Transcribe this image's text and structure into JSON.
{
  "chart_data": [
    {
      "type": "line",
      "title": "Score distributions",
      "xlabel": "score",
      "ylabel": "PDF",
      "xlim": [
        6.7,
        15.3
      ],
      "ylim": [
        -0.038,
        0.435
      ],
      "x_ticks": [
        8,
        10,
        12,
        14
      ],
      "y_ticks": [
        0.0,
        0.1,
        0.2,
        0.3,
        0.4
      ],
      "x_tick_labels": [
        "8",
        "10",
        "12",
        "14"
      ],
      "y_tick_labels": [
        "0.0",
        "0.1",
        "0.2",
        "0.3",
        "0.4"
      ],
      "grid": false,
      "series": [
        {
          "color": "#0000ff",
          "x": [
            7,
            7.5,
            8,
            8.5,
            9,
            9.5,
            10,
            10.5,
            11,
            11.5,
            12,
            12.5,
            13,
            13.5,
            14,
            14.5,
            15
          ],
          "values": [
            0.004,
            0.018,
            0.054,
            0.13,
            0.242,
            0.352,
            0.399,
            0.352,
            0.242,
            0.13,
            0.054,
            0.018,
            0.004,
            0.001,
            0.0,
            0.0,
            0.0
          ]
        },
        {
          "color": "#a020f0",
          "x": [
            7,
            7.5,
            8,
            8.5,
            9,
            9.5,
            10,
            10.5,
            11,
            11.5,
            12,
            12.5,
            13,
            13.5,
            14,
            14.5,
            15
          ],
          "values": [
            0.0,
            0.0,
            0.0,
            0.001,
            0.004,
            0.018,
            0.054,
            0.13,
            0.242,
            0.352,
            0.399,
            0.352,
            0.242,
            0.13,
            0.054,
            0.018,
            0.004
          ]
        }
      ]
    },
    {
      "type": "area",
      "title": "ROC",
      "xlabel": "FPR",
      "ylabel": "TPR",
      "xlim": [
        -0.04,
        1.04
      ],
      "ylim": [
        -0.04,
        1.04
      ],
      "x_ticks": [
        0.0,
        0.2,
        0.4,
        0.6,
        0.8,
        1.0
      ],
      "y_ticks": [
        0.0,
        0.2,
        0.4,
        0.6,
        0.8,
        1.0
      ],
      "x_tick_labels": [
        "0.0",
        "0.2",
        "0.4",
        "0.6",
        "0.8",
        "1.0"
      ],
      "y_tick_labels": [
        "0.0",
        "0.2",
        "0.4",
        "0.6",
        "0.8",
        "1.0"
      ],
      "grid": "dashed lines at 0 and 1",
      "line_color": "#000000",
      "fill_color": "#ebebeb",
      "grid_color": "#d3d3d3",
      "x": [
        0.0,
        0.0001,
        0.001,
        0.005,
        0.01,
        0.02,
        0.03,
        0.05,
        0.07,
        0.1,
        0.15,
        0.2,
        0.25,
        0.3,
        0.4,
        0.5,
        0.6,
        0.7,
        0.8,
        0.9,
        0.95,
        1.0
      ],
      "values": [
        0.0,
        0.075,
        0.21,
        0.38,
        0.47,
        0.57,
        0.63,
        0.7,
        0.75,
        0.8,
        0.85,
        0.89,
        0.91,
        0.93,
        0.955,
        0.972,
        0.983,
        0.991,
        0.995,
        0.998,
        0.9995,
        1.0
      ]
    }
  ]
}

= = = = = = =

• [Aim of the task] Lines containing the word "title" must all be returned from the material above.

• [Response below]
      "title": "Score distributions",
      "title": "ROC",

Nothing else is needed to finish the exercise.